[SHORT EXERCISE]
Output each entry exactly; skip nothing.

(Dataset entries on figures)

____

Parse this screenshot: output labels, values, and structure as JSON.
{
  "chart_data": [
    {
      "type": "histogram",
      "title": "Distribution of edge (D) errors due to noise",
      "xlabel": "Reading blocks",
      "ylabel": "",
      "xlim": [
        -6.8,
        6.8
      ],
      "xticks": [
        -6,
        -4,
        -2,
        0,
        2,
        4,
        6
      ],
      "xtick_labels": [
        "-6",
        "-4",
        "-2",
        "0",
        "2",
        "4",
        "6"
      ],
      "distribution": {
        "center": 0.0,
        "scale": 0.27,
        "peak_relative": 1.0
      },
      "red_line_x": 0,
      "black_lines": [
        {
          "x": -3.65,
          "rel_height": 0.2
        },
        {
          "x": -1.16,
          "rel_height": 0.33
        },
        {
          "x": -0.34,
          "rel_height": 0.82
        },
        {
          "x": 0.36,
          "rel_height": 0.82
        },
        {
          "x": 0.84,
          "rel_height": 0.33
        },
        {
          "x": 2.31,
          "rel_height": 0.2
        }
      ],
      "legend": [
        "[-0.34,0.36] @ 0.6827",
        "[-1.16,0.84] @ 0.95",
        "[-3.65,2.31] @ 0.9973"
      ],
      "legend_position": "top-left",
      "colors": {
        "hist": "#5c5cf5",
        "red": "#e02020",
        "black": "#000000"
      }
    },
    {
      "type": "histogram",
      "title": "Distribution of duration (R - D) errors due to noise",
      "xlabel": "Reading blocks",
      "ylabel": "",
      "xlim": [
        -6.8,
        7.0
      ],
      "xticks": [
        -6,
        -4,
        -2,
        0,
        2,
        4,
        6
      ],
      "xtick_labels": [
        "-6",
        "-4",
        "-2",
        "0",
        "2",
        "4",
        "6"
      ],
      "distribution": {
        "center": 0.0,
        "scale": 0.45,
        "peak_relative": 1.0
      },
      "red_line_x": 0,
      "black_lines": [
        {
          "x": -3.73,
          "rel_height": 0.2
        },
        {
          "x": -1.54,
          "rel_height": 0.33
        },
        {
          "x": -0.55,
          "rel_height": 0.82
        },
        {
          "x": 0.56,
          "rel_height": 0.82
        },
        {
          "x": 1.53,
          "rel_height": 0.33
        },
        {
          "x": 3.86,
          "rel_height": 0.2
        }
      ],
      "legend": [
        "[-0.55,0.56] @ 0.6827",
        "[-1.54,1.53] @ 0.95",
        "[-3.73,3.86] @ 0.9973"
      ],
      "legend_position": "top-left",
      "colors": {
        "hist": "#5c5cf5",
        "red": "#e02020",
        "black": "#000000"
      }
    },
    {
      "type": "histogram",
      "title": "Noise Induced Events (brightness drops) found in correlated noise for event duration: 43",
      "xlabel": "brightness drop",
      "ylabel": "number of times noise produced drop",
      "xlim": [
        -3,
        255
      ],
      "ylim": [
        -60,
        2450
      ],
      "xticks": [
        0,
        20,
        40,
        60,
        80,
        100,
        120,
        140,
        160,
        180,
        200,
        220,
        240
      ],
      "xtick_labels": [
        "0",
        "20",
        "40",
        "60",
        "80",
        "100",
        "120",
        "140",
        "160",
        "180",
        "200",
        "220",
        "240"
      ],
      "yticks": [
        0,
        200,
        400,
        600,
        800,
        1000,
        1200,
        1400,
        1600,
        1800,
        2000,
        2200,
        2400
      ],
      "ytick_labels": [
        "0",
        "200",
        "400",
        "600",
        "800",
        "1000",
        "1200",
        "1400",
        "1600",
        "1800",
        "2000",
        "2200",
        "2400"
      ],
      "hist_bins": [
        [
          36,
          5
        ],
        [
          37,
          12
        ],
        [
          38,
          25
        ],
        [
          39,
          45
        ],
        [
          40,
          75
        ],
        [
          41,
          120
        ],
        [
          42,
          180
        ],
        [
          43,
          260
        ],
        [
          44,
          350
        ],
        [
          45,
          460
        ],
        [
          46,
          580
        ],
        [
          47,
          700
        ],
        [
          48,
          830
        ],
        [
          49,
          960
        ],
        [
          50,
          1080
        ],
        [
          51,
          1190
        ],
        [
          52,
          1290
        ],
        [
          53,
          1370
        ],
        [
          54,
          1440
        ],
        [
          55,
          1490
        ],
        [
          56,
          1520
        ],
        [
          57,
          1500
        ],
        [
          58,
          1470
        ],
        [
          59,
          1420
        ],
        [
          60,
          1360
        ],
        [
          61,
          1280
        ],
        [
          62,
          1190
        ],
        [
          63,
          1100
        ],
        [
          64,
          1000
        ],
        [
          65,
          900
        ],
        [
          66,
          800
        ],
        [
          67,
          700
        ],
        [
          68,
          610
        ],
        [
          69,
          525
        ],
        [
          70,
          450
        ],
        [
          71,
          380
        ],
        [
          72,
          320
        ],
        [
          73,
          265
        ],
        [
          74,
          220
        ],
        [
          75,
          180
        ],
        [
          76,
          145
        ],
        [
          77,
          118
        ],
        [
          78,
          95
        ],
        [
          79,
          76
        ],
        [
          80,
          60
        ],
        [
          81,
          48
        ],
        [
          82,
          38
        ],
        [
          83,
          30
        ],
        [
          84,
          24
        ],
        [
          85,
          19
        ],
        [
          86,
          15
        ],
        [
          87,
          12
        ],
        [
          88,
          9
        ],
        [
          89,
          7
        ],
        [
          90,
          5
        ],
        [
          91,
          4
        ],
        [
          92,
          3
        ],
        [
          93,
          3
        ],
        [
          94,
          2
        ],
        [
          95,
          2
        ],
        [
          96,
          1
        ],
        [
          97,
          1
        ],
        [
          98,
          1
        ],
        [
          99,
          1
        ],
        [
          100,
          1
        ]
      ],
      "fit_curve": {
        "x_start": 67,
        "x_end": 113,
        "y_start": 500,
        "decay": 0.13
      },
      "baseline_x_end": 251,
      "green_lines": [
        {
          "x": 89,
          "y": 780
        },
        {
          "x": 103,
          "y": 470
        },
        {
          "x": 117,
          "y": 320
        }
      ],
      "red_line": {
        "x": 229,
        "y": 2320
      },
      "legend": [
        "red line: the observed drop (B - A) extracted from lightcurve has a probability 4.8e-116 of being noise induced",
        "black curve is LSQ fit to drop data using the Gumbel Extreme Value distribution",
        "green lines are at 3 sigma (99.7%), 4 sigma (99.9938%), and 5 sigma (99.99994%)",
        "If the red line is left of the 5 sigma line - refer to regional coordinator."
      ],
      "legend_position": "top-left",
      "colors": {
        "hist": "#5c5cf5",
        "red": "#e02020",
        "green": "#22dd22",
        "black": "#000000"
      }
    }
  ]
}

____

[EXPECTED ANSWER]
Parse this screenshot: output labels, values, and structure as JSON.
{
  "chart_data": [
    {
      "type": "histogram",
      "title": "Distribution of edge (D) errors due to noise",
      "xlabel": "Reading blocks",
      "ylabel": "",
      "xlim": [
        -6.8,
        6.8
      ],
      "xticks": [
        -6,
        -4,
        -2,
        0,
        2,
        4,
        6
      ],
      "xtick_labels": [
        "-6",
        "-4",
        "-2",
        "0",
        "2",
        "4",
        "6"
      ],
      "distribution": {
        "center": 0.0,
        "scale": 0.27,
        "peak_relative": 1.0
      },
      "red_line_x": 0,
      "black_lines": [
        {
          "x": -3.65,
          "rel_height": 0.2
        },
        {
          "x": -1.16,
          "rel_height": 0.33
        },
        {
          "x": -0.34,
          "rel_height": 0.82
        },
        {
          "x": 0.36,
          "rel_height": 0.82
        },
        {
          "x": 0.84,
          "rel_height": 0.33
        },
        {
          "x": 2.31,
          "rel_height": 0.2
        }
      ],
      "legend": [
        "[-0.34,0.36] @ 0.6827",
        "[-1.16,0.84] @ 0.95",
        "[-3.65,2.31] @ 0.9973"
      ],
      "legend_position": "top-left",
      "colors": {
        "hist": "#5c5cf5",
        "red": "#e02020",
        "black": "#000000"
      }
    },
    {
      "type": "histogram",
      "title": "Distribution of duration (R - D) errors due to noise",
      "xlabel": "Reading blocks",
      "ylabel": "",
      "xlim": [
        -6.8,
        7.0
      ],
      "xticks": [
        -6,
        -4,
        -2,
        0,
        2,
        4,
        6
      ],
      "xtick_labels": [
        "-6",
        "-4",
        "-2",
        "0",
        "2",
        "4",
        "6"
      ],
      "distribution": {
        "center": 0.0,
        "scale": 0.45,
        "peak_relative": 1.0
      },
      "red_line_x": 0,
      "black_lines": [
        {
          "x": -3.73,
          "rel_height": 0.2
        },
        {
          "x": -1.54,
          "rel_height": 0.33
        },
        {
          "x": -0.55,
          "rel_height": 0.82
        },
        {
          "x": 0.56,
          "rel_height": 0.82
        },
        {
          "x": 1.53,
          "rel_height": 0.33
        },
        {
          "x": 3.86,
          "rel_height": 0.2
        }
      ],
      "legend": [
        "[-0.55,0.56] @ 0.6827",
        "[-1.54,1.53] @ 0.95",
        "[-3.73,3.86] @ 0.9973"
      ],
      "legend_position": "top-left",
      "colors": {
        "hist": "#5c5cf5",
        "red": "#e02020",
        "black": "#000000"
      }
    },
    {
      "type": "histogram",
      "title": "Noise Induced Events (brightness drops) found in correlated noise for event duration: 43",
      "xlabel": "brightness drop",
      "ylabel": "number of times noise produced drop",
      "xlim": [
        -3,
        255
      ],
      "ylim": [
        -60,
        2450
      ],
      "xticks": [
        0,
        20,
        40,
        60,
        80,
        100,
        120,
        140,
        160,
        180,
        200,
        220,
        240
      ],
      "xtick_labels": [
        "0",
        "20",
        "40",
        "60",
        "80",
        "100",
        "120",
        "140",
        "160",
        "180",
        "200",
        "220",
        "240"
      ],
      "yticks": [
        0,
        200,
        400,
        600,
        800,
        1000,
        1200,
        1400,
        1600,
        1800,
        2000,
        2200,
        2400
      ],
      "ytick_labels": [
        "0",
        "200",
        "400",
        "600",
        "800",
        "1000",
        "1200",
        "1400",
        "1600",
        "1800",
        "2000",
        "2200",
        "2400"
      ],
      "hist_bins": [
        [
          36,
          5
        ],
        [
          37,
          12
        ],
        [
          38,
          25
        ],
        [
          39,
          45
        ],
        [
          40,
          75
        ],
        [
          41,
          120
        ],
        [
          42,
          180
        ],
        [
          43,
          260
        ],
        [
          44,
          350
        ],
        [
          45,
          460
        ],
        [
          46,
          580
        ],
        [
          47,
          700
        ],
        [
          48,
          830
        ],
        [
          49,
          960
        ],
        [
          50,
          1080
        ],
        [
          51,
          1190
        ],
        [
          52,
          1290
        ],
        [
          53,
          1370
        ],
        [
          54,
          1440
        ],
        [
          55,
          1490
        ],
        [
          56,
          1520
        ],
        [
          57,
          1500
        ],
        [
          58,
          1470
        ],
        [
          59,
          1420
        ],
        [
          60,
          1360
        ],
        [
          61,
          1280
        ],
        [
          62,
          1190
        ],
        [
          63,
          1100
        ],
        [
          64,
          1000
        ],
        [
          65,
          900
        ],
        [
          66,
          800
        ],
        [
          67,
          700
        ],
        [
          68,
          610
        ],
        [
          69,
          525
        ],
        [
          70,
          450
        ],
        [
          71,
          380
        ],
        [
          72,
          320
        ],
        [
          73,
          265
        ],
        [
          74,
          220
        ],
        [
          75,
          180
        ],
        [
          76,
          145
        ],
        [
          77,
          118
        ],
        [
          78,
          95
        ],
        [
          79,
          76
        ],
        [
          80,
          60
        ],
        [
          81,
          48
        ],
        [
          82,
          38
        ],
        [
          83,
          30
        ],
        [
          84,
          24
        ],
        [
          85,
          19
        ],
        [
          86,
          15
        ],
        [
          87,
          12
        ],
        [
          88,
          9
        ],
        [
          89,
          7
        ],
        [
          90,
          5
        ],
        [
          91,
          4
        ],
        [
          92,
          3
        ],
        [
          93,
          3
        ],
        [
          94,
          2
        ],
        [
          95,
          2
        ],
        [
          96,
          1
        ],
        [
          97,
          1
        ],
        [
          98,
          1
        ],
        [
          99,
          1
        ],
        [
          100,
          1
        ]
      ],
      "fit_curve": {
        "x_start": 67,
        "x_end": 113,
        "y_start": 500,
        "decay": 0.13
      },
      "baseline_x_end": 251,
      "green_lines": [
        {
          "x": 89,
          "y": 780
        },
        {
          "x": 103,
          "y": 470
        },
        {
          "x": 117,
          "y": 320
        }
      ],
      "red_line": {
        "x": 229,
        "y": 2320
      },
      "legend": [
        "red line: the observed drop (B - A) extracted from lightcurve has a probability 4.8e-116 of being noise induced",
        "black curve is LSQ fit to drop data using the Gumbel Extreme Value distribution",
        "green lines are at 3 sigma (99.7%), 4 sigma (99.9938%), and 5 sigma (99.99994%)",
        "If the red line is left of the 5 sigma line - refer to regional coordinator."
      ],
      "legend_position": "top-left",
      "colors": {
        "hist": "#5c5cf5",
        "red": "#e02020",
        "green": "#22dd22",
        "black": "#000000"
      }
    }
  ]
}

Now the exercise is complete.